▶ [YOUR TASK]: Pull every line containing "name" out of the material below.

(Dataset rows about figures)
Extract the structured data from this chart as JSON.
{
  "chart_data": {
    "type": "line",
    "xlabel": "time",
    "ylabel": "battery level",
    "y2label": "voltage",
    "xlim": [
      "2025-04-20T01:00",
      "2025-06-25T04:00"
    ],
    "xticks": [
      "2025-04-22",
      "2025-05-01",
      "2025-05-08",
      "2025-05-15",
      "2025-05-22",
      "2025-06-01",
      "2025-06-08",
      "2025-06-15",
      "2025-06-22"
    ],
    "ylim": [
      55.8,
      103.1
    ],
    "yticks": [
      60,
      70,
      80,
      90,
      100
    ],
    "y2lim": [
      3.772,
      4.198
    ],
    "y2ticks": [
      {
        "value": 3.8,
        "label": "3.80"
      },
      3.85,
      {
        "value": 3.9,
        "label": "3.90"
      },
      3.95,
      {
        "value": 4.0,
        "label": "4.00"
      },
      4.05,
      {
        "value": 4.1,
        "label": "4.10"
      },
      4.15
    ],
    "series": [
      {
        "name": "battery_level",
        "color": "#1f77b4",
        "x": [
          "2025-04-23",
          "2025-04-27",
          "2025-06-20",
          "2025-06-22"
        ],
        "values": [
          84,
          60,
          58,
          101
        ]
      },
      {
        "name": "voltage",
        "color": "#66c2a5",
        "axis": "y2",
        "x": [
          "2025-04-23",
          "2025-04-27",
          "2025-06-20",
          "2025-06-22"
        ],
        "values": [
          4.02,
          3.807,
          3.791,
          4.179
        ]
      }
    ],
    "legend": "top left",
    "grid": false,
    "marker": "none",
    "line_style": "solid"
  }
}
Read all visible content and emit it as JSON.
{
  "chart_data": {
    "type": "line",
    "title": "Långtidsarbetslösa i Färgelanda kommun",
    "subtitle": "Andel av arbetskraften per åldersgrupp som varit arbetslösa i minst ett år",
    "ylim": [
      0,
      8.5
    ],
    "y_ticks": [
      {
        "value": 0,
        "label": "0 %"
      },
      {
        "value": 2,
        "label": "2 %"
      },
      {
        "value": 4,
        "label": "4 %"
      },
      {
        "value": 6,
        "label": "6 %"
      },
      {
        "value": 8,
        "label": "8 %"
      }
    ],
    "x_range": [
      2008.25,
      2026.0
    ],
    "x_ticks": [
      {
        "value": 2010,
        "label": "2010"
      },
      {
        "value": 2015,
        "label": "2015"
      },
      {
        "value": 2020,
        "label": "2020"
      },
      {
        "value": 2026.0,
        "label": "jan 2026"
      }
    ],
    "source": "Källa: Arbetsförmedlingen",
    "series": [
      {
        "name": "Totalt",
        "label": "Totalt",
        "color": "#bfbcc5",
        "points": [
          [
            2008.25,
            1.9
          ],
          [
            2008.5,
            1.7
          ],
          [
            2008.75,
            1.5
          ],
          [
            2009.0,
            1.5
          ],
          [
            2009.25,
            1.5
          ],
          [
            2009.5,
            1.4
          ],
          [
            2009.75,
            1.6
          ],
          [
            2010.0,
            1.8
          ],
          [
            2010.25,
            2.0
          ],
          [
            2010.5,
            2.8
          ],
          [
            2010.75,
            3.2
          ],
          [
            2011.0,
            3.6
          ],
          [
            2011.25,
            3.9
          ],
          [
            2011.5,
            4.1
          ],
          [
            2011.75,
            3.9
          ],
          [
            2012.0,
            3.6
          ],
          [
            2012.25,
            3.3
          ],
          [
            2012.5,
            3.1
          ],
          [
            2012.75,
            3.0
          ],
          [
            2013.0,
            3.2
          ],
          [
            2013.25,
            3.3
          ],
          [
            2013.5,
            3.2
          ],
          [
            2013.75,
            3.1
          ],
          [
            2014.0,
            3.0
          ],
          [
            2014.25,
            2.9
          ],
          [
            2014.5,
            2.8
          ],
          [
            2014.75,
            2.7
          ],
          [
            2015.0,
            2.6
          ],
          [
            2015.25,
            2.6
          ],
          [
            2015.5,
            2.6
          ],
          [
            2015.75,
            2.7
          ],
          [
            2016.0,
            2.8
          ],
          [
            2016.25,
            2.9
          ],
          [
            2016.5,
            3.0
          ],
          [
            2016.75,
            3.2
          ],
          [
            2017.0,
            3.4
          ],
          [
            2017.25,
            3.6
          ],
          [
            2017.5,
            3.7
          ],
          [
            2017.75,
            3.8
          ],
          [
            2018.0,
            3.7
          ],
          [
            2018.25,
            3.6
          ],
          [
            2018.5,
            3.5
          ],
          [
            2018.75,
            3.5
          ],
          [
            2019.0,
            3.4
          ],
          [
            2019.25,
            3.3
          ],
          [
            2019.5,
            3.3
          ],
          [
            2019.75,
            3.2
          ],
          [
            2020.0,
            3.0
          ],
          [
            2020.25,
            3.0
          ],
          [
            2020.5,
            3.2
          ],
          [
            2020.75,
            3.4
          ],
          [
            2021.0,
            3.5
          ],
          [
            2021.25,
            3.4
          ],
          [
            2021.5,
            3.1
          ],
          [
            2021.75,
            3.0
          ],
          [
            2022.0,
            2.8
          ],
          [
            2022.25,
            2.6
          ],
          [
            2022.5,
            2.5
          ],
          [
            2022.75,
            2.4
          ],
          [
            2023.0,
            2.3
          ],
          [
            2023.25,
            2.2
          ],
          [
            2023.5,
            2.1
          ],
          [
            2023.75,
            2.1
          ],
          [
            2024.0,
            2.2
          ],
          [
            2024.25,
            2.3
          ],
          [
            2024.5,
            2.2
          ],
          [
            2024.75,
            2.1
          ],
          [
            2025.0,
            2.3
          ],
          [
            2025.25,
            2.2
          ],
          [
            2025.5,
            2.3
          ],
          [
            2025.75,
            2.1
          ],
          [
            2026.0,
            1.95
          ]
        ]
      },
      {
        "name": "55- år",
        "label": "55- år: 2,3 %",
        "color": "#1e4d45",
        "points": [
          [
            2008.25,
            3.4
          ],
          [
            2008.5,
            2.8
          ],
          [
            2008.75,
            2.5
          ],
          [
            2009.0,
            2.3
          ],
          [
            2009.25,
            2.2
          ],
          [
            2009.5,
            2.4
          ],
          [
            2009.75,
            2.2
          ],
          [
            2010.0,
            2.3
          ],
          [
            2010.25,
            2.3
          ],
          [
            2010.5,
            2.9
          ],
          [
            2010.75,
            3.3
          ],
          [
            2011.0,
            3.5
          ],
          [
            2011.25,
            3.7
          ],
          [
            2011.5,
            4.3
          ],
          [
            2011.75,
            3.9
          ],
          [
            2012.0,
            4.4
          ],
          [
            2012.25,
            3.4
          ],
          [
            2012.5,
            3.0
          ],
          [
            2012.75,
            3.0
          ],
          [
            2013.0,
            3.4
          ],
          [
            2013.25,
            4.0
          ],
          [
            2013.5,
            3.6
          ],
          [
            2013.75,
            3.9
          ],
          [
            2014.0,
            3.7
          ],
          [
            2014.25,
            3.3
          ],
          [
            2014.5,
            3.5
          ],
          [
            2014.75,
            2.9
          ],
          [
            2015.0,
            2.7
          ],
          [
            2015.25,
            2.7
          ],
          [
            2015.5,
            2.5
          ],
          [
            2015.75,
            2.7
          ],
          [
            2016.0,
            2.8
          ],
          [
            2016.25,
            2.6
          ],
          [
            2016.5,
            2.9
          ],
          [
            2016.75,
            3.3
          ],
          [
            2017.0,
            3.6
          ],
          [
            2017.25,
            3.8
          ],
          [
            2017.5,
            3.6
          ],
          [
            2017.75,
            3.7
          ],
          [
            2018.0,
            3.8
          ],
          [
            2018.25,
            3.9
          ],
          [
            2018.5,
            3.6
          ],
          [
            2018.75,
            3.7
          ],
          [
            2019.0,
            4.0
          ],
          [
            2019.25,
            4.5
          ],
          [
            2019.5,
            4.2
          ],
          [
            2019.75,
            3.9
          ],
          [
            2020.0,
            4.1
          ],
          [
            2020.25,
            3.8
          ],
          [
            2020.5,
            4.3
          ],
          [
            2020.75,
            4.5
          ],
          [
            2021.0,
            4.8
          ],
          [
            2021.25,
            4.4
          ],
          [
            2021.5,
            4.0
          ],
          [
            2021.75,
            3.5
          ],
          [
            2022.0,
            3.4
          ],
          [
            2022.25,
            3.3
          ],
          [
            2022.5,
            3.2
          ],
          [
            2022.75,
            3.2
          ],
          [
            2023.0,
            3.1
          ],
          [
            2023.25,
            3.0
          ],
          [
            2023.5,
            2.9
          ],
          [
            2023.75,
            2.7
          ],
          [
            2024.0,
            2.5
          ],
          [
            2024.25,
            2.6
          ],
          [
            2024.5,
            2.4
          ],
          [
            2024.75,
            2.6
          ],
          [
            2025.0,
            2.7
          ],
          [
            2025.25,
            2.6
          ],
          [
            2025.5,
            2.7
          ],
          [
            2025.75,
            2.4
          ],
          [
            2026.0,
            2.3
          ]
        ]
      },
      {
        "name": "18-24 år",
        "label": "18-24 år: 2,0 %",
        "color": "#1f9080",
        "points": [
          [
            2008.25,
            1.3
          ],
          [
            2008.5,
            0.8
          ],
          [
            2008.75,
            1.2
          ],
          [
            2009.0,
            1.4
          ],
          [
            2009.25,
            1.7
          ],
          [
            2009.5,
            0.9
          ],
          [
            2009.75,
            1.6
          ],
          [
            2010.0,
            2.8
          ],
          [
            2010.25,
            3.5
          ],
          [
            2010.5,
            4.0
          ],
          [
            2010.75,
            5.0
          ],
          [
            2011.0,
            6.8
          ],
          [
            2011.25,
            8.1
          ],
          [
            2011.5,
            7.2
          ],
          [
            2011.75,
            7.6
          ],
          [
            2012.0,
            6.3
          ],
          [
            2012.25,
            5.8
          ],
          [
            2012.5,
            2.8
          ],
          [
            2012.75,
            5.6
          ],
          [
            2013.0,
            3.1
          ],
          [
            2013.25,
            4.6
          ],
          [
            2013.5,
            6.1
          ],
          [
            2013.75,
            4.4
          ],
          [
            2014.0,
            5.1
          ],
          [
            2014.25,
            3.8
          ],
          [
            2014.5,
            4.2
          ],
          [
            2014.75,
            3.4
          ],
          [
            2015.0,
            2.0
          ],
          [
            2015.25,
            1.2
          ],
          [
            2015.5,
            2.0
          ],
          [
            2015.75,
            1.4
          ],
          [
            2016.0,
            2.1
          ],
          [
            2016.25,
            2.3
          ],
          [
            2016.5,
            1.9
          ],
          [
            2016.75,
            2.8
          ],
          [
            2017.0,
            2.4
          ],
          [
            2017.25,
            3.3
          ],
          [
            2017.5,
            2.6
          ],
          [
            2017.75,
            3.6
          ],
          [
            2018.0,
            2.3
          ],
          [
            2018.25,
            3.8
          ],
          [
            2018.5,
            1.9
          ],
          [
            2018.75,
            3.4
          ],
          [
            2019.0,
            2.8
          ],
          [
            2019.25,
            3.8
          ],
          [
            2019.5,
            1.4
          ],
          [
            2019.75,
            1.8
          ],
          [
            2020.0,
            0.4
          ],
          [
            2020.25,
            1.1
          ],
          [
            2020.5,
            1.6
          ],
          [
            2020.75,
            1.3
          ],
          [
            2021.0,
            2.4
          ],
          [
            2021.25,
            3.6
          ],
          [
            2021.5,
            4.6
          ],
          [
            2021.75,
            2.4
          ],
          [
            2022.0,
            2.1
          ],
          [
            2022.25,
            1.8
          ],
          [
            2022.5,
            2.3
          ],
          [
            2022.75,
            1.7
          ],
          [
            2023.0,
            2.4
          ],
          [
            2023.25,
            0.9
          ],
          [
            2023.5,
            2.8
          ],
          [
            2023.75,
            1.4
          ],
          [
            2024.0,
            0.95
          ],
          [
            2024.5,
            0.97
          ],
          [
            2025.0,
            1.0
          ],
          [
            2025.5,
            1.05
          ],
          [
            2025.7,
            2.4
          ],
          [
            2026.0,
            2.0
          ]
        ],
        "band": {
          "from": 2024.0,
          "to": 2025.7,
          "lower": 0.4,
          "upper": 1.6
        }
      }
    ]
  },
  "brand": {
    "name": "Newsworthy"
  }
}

▶ [WRITTEN ANSWER]:
        "name": "battery_level",
        "name": "voltage",
        "name": "Totalt",
        "name": "55- år",
        "name": "18-24 år",
    "name": "Newsworthy"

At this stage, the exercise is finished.